- **WHAT YOU SHOULD DO**: Type out every line below exactly as it reads.
** start EXTRACTED ENTRIES **
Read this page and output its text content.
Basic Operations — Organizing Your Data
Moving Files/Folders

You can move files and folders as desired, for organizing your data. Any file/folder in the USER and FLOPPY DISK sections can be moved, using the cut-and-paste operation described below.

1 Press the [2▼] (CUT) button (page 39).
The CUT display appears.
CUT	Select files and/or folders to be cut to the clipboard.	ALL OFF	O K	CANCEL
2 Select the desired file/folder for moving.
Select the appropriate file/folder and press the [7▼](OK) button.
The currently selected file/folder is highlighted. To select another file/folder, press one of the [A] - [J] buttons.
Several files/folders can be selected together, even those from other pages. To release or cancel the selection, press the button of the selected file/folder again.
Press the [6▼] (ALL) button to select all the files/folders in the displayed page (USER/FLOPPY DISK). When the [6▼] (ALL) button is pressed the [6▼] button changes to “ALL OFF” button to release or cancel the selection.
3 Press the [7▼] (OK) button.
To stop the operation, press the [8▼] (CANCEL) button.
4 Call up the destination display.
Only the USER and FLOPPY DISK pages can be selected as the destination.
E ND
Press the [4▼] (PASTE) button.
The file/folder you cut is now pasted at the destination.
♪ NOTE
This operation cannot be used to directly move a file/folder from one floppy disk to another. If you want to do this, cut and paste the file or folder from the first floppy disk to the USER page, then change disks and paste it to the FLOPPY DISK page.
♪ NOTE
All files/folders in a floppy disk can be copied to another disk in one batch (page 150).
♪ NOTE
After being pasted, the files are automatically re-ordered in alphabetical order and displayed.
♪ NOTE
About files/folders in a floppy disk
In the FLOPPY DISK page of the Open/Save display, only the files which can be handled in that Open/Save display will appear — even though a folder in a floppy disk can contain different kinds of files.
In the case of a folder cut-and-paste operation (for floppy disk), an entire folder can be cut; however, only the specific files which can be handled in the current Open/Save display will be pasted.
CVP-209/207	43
** end EXTRACTED ENTRIES **
- **RESULT FOR THIS EXERCISE**:
Read this page and output its text content.
Basic Operations — Organizing Your Data
Moving Files/Folders

You can move files and folders as desired, for organizing your data. Any file/folder in the USER and FLOPPY DISK sections can be moved, using the cut-and-paste operation described below.

1 Press the [2▼] (CUT) button (page 39).
The CUT display appears.
CUT	Select files and/or folders to be cut to the clipboard.	ALL OFF	O K	CANCEL
2 Select the desired file/folder for moving.
Select the appropriate file/folder and press the [7▼](OK) button.
The currently selected file/folder is highlighted. To select another file/folder, press one of the [A] - [J] buttons.
Several files/folders can be selected together, even those from other pages. To release or cancel the selection, press the button of the selected file/folder again.
Press the [6▼] (ALL) button to select all the files/folders in the displayed page (USER/FLOPPY DISK). When the [6▼] (ALL) button is pressed the [6▼] button changes to “ALL OFF” button to release or cancel the selection.
3 Press the [7▼] (OK) button.
To stop the operation, press the [8▼] (CANCEL) button.
4 Call up the destination display.
Only the USER and FLOPPY DISK pages can be selected as the destination.
E ND
Press the [4▼] (PASTE) button.
The file/folder you cut is now pasted at the destination.
♪ NOTE
This operation cannot be used to directly move a file/folder from one floppy disk to another. If you want to do this, cut and paste the file or folder from the first floppy disk to the USER page, then change disks and paste it to the FLOPPY DISK page.
♪ NOTE
All files/folders in a floppy disk can be copied to another disk in one batch (page 150).
♪ NOTE
After being pasted, the files are automatically re-ordered in alphabetical order and displayed.
♪ NOTE
About files/folders in a floppy disk
In the FLOPPY DISK page of the Open/Save display, only the files which can be handled in that Open/Save display will appear — even though a folder in a floppy disk can contain different kinds of files.
In the case of a folder cut-and-paste operation (for floppy disk), an entire folder can be cut; however, only the specific files which can be handled in the current Open/Save display will be pasted.
CVP-209/207	43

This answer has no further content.